- Data tied to figure images -
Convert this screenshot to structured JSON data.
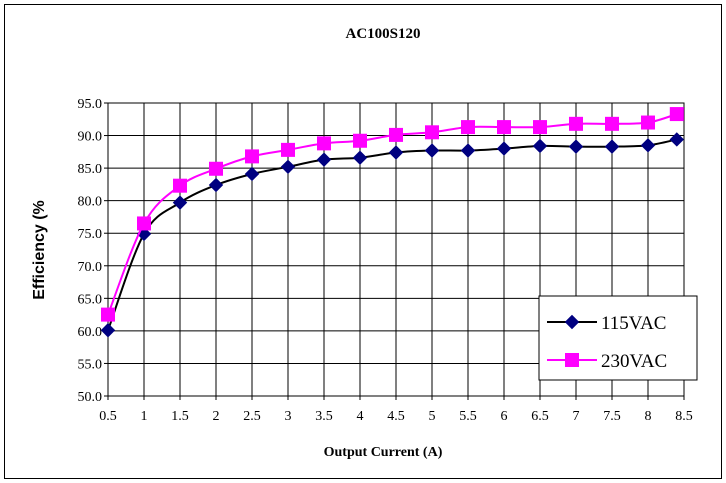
{
  "chart_data": {
    "type": "line",
    "title": "AC100S120",
    "xlabel": "Output Current (A)",
    "ylabel": "Efficiency (%",
    "x": [
      0.5,
      1,
      1.5,
      2,
      2.5,
      3,
      3.5,
      4,
      4.5,
      5,
      5.5,
      6,
      6.5,
      7,
      7.5,
      8,
      8.4
    ],
    "x_ticks": [
      "0.5",
      "1",
      "1.5",
      "2",
      "2.5",
      "3",
      "3.5",
      "4",
      "4.5",
      "5",
      "5.5",
      "6",
      "6.5",
      "7",
      "7.5",
      "8",
      "8.5"
    ],
    "y_ticks": [
      "50.0",
      "55.0",
      "60.0",
      "65.0",
      "70.0",
      "75.0",
      "80.0",
      "85.0",
      "90.0",
      "95.0"
    ],
    "xlim": [
      0.5,
      8.5
    ],
    "ylim": [
      50,
      95
    ],
    "grid": true,
    "legend_position": "bottom-right",
    "series": [
      {
        "name": "115VAC",
        "color": "#000080",
        "marker": "diamond",
        "values": [
          60.1,
          74.9,
          79.7,
          82.4,
          84.1,
          85.2,
          86.3,
          86.6,
          87.4,
          87.7,
          87.7,
          88.0,
          88.4,
          88.3,
          88.3,
          88.5,
          89.4
        ]
      },
      {
        "name": "230VAC",
        "color": "#ff00ff",
        "marker": "square",
        "values": [
          62.5,
          76.5,
          82.3,
          84.9,
          86.8,
          87.8,
          88.8,
          89.2,
          90.1,
          90.5,
          91.3,
          91.3,
          91.3,
          91.8,
          91.8,
          92.0,
          93.3
        ]
      }
    ]
  }
}
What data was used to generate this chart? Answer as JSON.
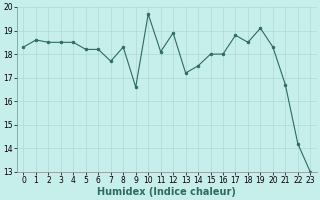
{
  "x": [
    0,
    1,
    2,
    3,
    4,
    5,
    6,
    7,
    8,
    9,
    10,
    11,
    12,
    13,
    14,
    15,
    16,
    17,
    18,
    19,
    20,
    21,
    22,
    23
  ],
  "y": [
    18.3,
    18.6,
    18.5,
    18.5,
    18.5,
    18.2,
    18.2,
    17.7,
    18.3,
    16.6,
    19.7,
    18.1,
    18.9,
    17.2,
    17.5,
    18.0,
    18.0,
    18.8,
    18.5,
    19.1,
    18.3,
    16.7,
    14.2,
    13.0
  ],
  "line_color": "#2e6b60",
  "marker_color": "#2e6b60",
  "bg_color": "#c6eeeb",
  "grid_color": "#b0d8d5",
  "xlabel": "Humidex (Indice chaleur)",
  "ylim_min": 13,
  "ylim_max": 20,
  "xlim_min": -0.5,
  "xlim_max": 23.5,
  "yticks": [
    13,
    14,
    15,
    16,
    17,
    18,
    19,
    20
  ],
  "xticks": [
    0,
    1,
    2,
    3,
    4,
    5,
    6,
    7,
    8,
    9,
    10,
    11,
    12,
    13,
    14,
    15,
    16,
    17,
    18,
    19,
    20,
    21,
    22,
    23
  ],
  "axis_fontsize": 6.5,
  "tick_fontsize": 5.5,
  "xlabel_fontsize": 7.0,
  "xlabel_fontweight": "bold"
}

- WHAT THIS TASK INVOLVES -
Retype each line of the listing above word for word. Exclude the pictures.

- ANSWER IN FULL -
Convert this screenshot to structured JSON data.
{
  "chart_data": {
    "type": "line",
    "title": "AC100S120",
    "xlabel": "Output Current (A)",
    "ylabel": "Efficiency (%",
    "x": [
      0.5,
      1,
      1.5,
      2,
      2.5,
      3,
      3.5,
      4,
      4.5,
      5,
      5.5,
      6,
      6.5,
      7,
      7.5,
      8,
      8.4
    ],
    "x_ticks": [
      "0.5",
      "1",
      "1.5",
      "2",
      "2.5",
      "3",
      "3.5",
      "4",
      "4.5",
      "5",
      "5.5",
      "6",
      "6.5",
      "7",
      "7.5",
      "8",
      "8.5"
    ],
    "y_ticks": [
      "50.0",
      "55.0",
      "60.0",
      "65.0",
      "70.0",
      "75.0",
      "80.0",
      "85.0",
      "90.0",
      "95.0"
    ],
    "xlim": [
      0.5,
      8.5
    ],
    "ylim": [
      50,
      95
    ],
    "grid": true,
    "legend_position": "bottom-right",
    "series": [
      {
        "name": "115VAC",
        "color": "#000080",
        "marker": "diamond",
        "values": [
          60.1,
          74.9,
          79.7,
          82.4,
          84.1,
          85.2,
          86.3,
          86.6,
          87.4,
          87.7,
          87.7,
          88.0,
          88.4,
          88.3,
          88.3,
          88.5,
          89.4
        ]
      },
      {
        "name": "230VAC",
        "color": "#ff00ff",
        "marker": "square",
        "values": [
          62.5,
          76.5,
          82.3,
          84.9,
          86.8,
          87.8,
          88.8,
          89.2,
          90.1,
          90.5,
          91.3,
          91.3,
          91.3,
          91.8,
          91.8,
          92.0,
          93.3
        ]
      }
    ]
  }
}
What data was used to generate this chart? Answer as JSON.
{
  "x": [
    0,
    1,
    2,
    3,
    4,
    5,
    6,
    7,
    8,
    9,
    10,
    11,
    12,
    13,
    14,
    15,
    16,
    17,
    18,
    19,
    20,
    21,
    22,
    23
  ],
  "y": [
    18.3,
    18.6,
    18.5,
    18.5,
    18.5,
    18.2,
    18.2,
    17.7,
    18.3,
    16.6,
    19.7,
    18.1,
    18.9,
    17.2,
    17.5,
    18.0,
    18.0,
    18.8,
    18.5,
    19.1,
    18.3,
    16.7,
    14.2,
    13.0
  ],
  "line_color": "#2e6b60",
  "marker_color": "#2e6b60",
  "bg_color": "#c6eeeb",
  "grid_color": "#b0d8d5",
  "xlabel": "Humidex (Indice chaleur)",
  "ylim_min": 13,
  "ylim_max": 20,
  "xlim_min": -0.5,
  "xlim_max": 23.5,
  "yticks": [
    13,
    14,
    15,
    16,
    17,
    18,
    19,
    20
  ],
  "xticks": [
    0,
    1,
    2,
    3,
    4,
    5,
    6,
    7,
    8,
    9,
    10,
    11,
    12,
    13,
    14,
    15,
    16,
    17,
    18,
    19,
    20,
    21,
    22,
    23
  ],
  "axis_fontsize": 6.5,
  "tick_fontsize": 5.5,
  "xlabel_fontsize": 7.0,
  "xlabel_fontweight": "bold"
}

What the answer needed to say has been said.